Direction »
Show all lines from the listing below that contain "this".

(Data extracted from a collection)
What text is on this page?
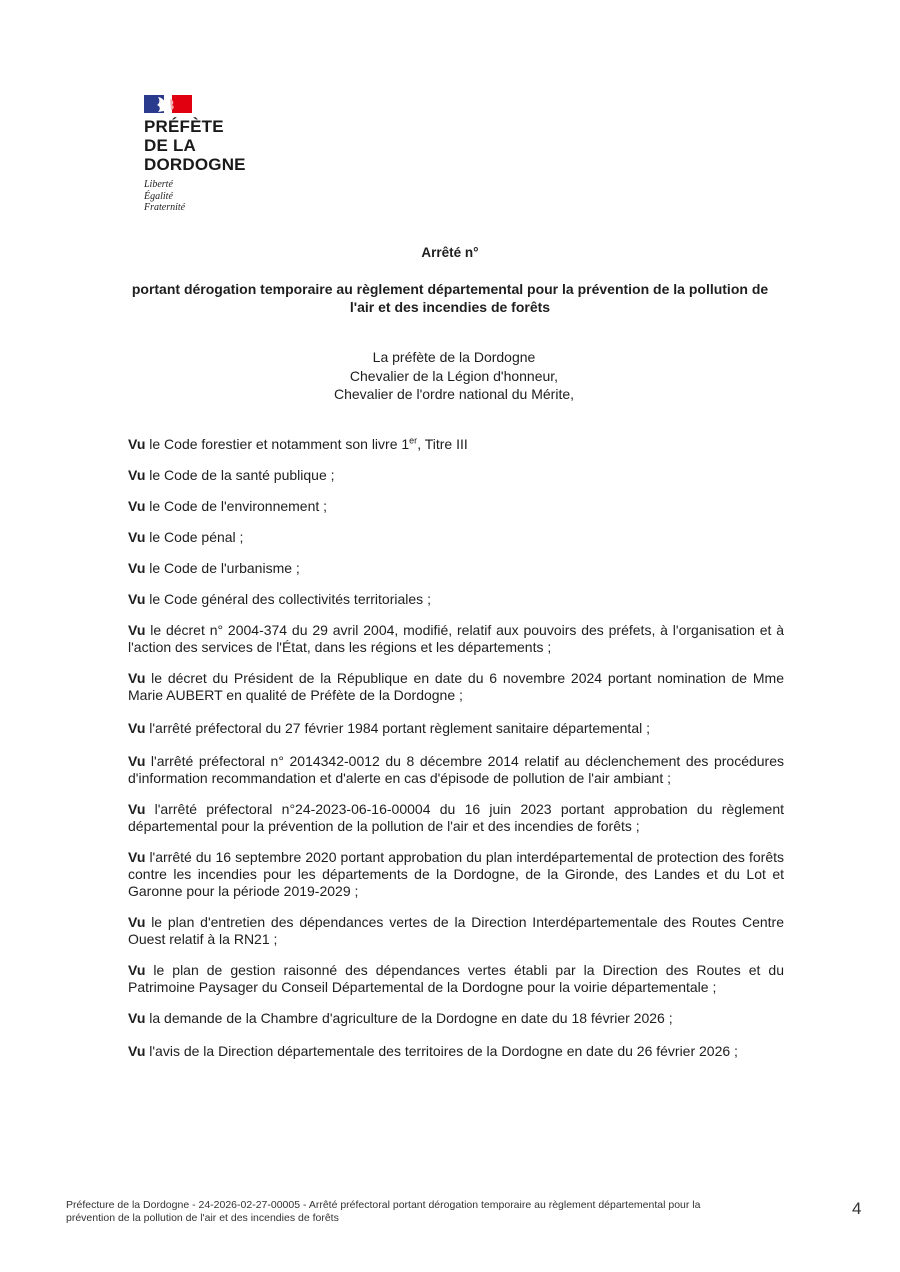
PRÉFÈTE
DE LA
DORDOGNE
Liberté
Égalité
Fraternité
Arrêté n°
portant dérogation temporaire au règlement départemental pour la prévention de la pollution de l'air et des incendies de forêts
La préfète de la Dordogne
Chevalier de la Légion d'honneur,
Chevalier de l'ordre national du Mérite,

Vu le Code forestier et notamment son livre 1er, Titre III

Vu le Code de la santé publique ;

Vu le Code de l'environnement ;

Vu le Code pénal ;

Vu le Code de l'urbanisme ;

Vu le Code général des collectivités territoriales ;

Vu le décret n° 2004-374 du 29 avril 2004, modifié, relatif aux pouvoirs des préfets, à l'organisation et à l'action des services de l'État, dans les régions et les départements ;

Vu le décret du Président de la République en date du 6 novembre 2024 portant nomination de Mme Marie AUBERT en qualité de Préfète de la Dordogne ;

Vu l'arrêté préfectoral du 27 février 1984 portant règlement sanitaire départemental ;

Vu l'arrêté préfectoral n° 2014342-0012 du 8 décembre 2014 relatif au déclenchement des procédures d'information recommandation et d'alerte en cas d'épisode de pollution de l'air ambiant ;

Vu l'arrêté préfectoral n°24-2023-06-16-00004 du 16 juin 2023 portant approbation du règlement départemental pour la prévention de la pollution de l'air et des incendies de forêts ;

Vu l'arrêté du 16 septembre 2020 portant approbation du plan interdépartemental de protection des forêts contre les incendies pour les départements de la Dordogne, de la Gironde, des Landes et du Lot et Garonne pour la période 2019-2029 ;

Vu le plan d'entretien des dépendances vertes de la Direction Interdépartementale des Routes Centre Ouest relatif à la RN21 ;

Vu le plan de gestion raisonné des dépendances vertes établi par la Direction des Routes et du Patrimoine Paysager du Conseil Départemental de la Dordogne pour la voirie départementale ;

Vu la demande de la Chambre d'agriculture de la Dordogne en date du 18 février 2026 ;

Vu l'avis de la Direction départementale des territoires de la Dordogne en date du 26 février 2026 ;

Préfecture de la Dordogne - 24-2026-02-27-00005 - Arrêté préfectoral portant dérogation temporaire au règlement départemental pour la
prévention de la pollution de l'air et des incendies de forêts	4
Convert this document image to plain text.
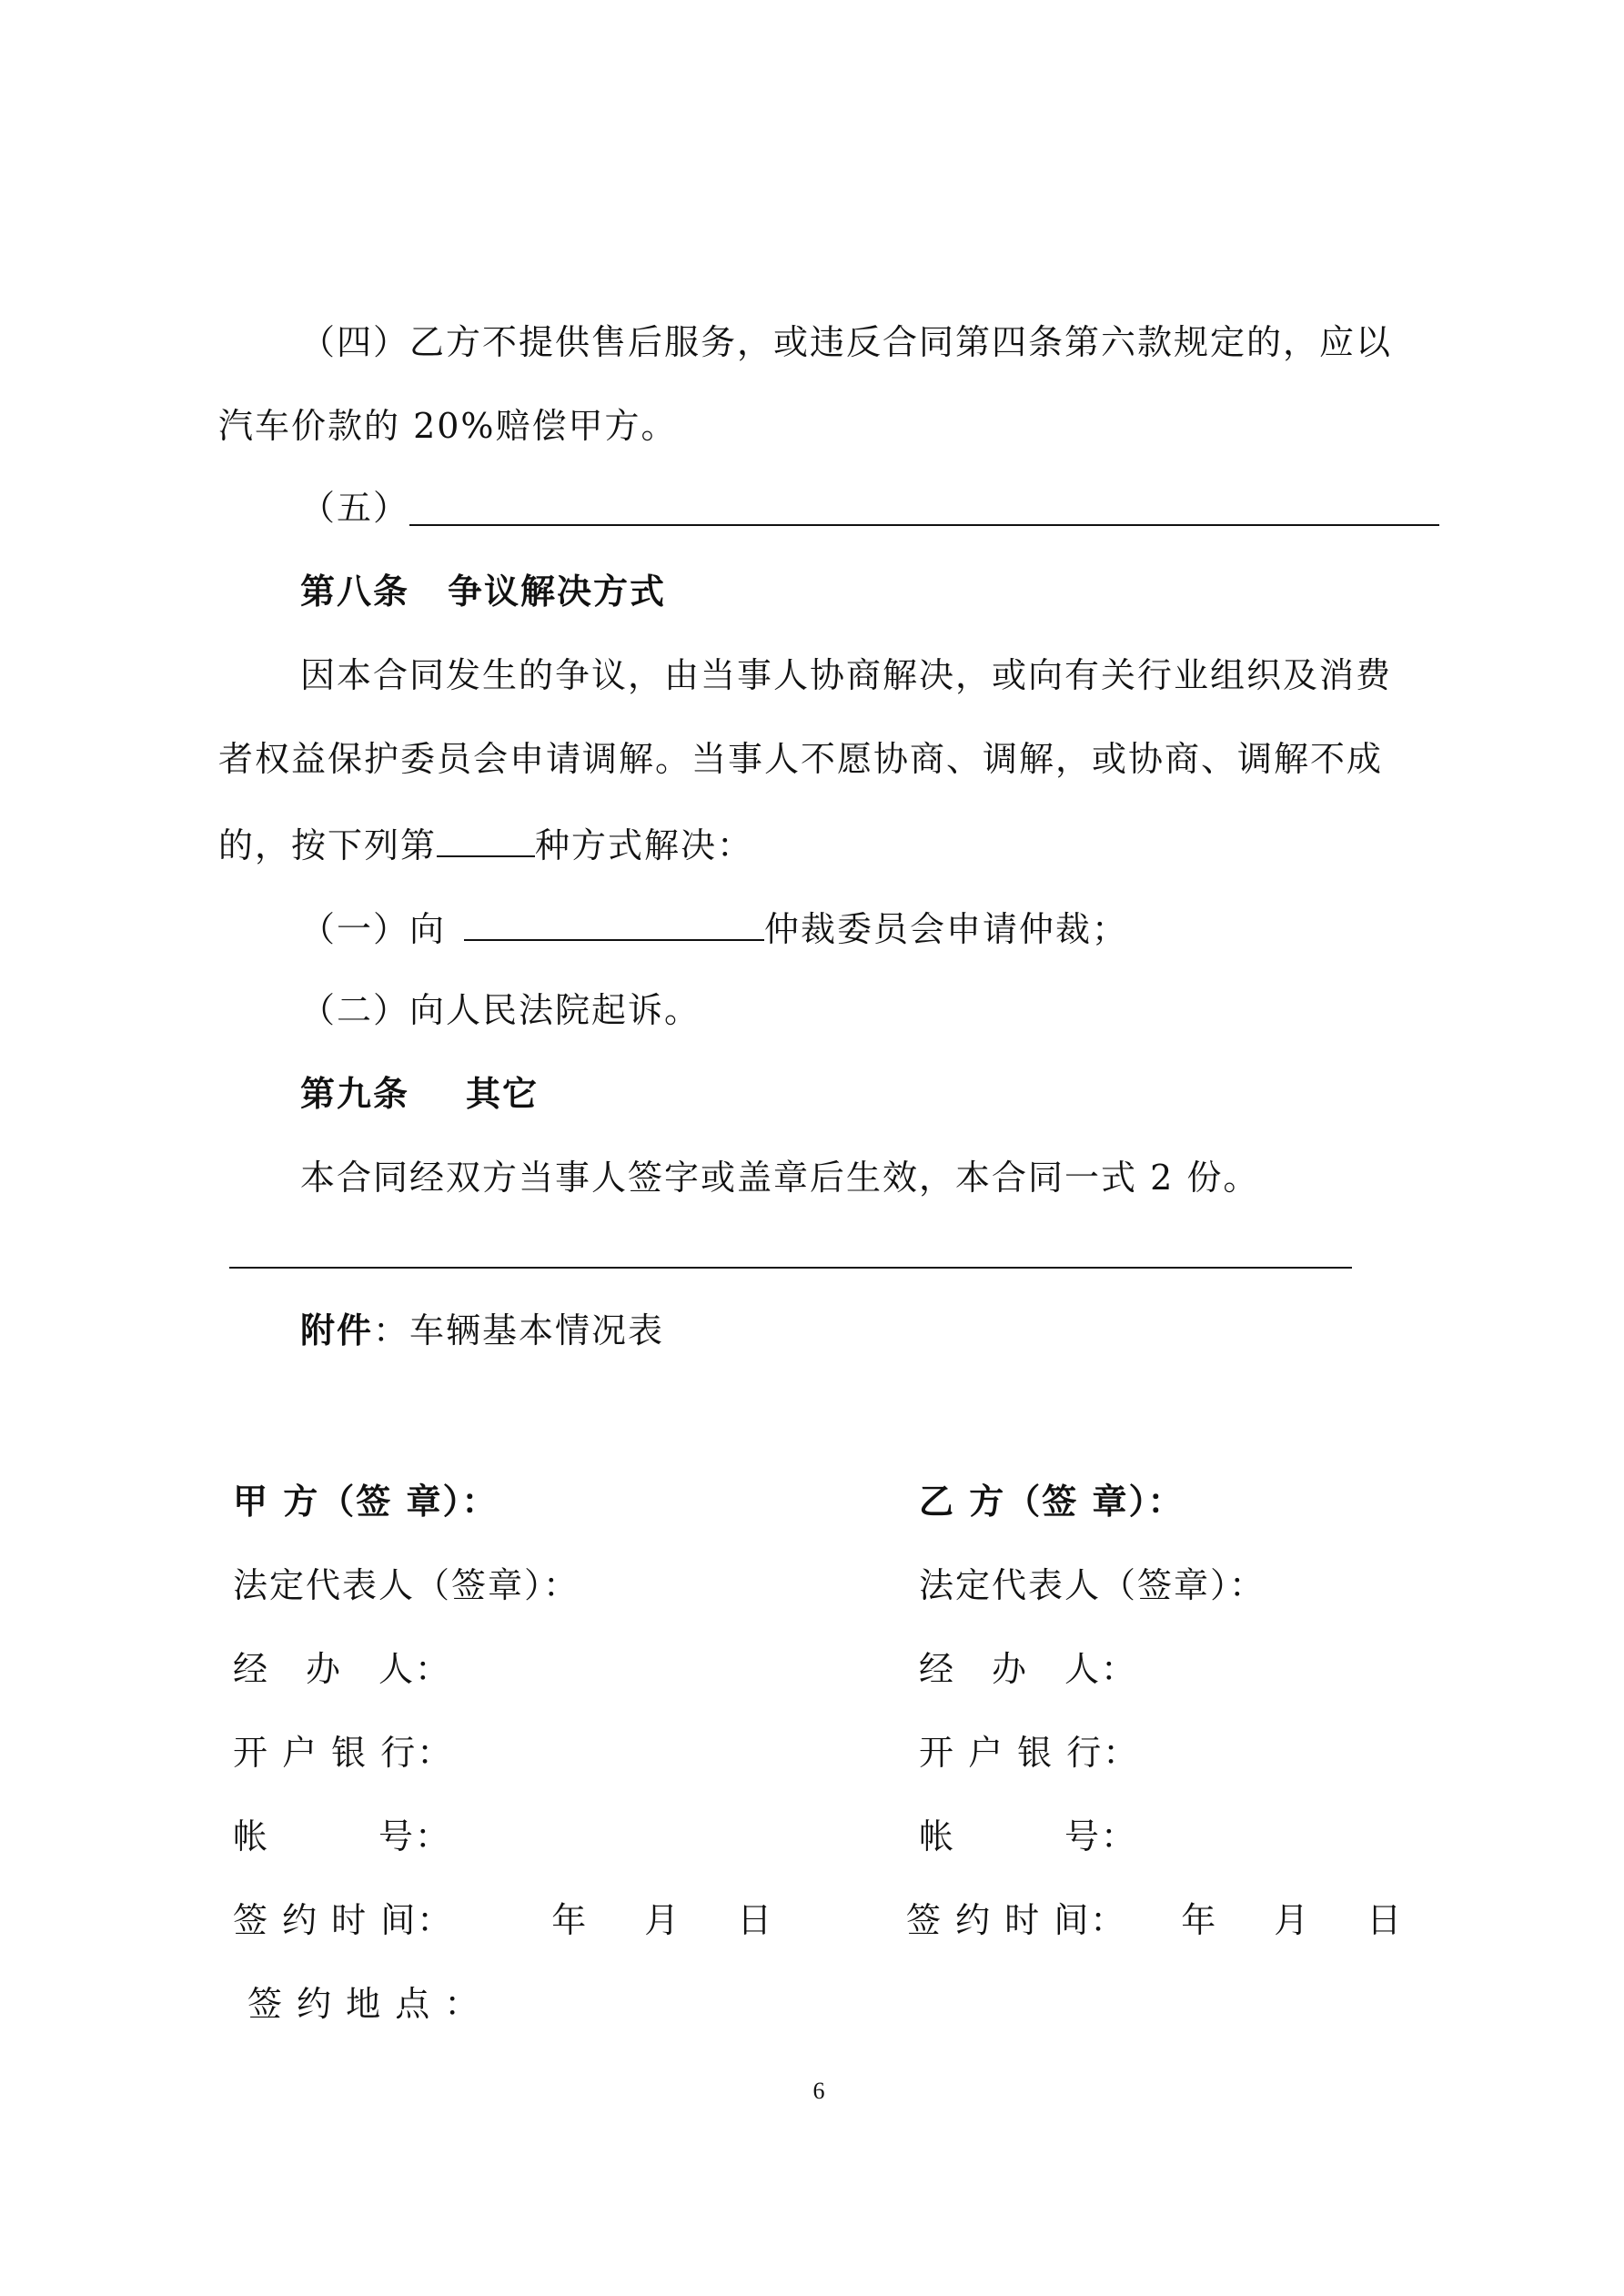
（四）乙方不提供售后服务，或违反合同第四条第六款规定的，应以
汽车价款的 20%赔偿甲方。
（五）
第八条 争议解决方式
因本合同发生的争议，由当事人协商解决，或向有关行业组织及消费
者权益保护委员会申请调解。当事人不愿协商、调解，或协商、调解不成
的，按下列第	种方式解决：
（一）向	仲裁委员会申请仲裁；
（二）向人民法院起诉。
第九条 其它
本合同经双方当事人签字或盖章后生效，本合同一式 2 份。
附件：车辆基本情况表
甲 方（签 章）：
法定代表人（签章）：
经　办　人：
开 户 银 行：
帐　　　号：
签 约 时 间：	年 月 日
签 约 地 点 ：
乙 方（签 章）：
法定代表人（签章）：
经　办　人：
开 户 银 行：
帐　　　号：
签 约 时 间： 年 月 日
6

The completed task »
What text is on this page?
Convert this document image to plain text.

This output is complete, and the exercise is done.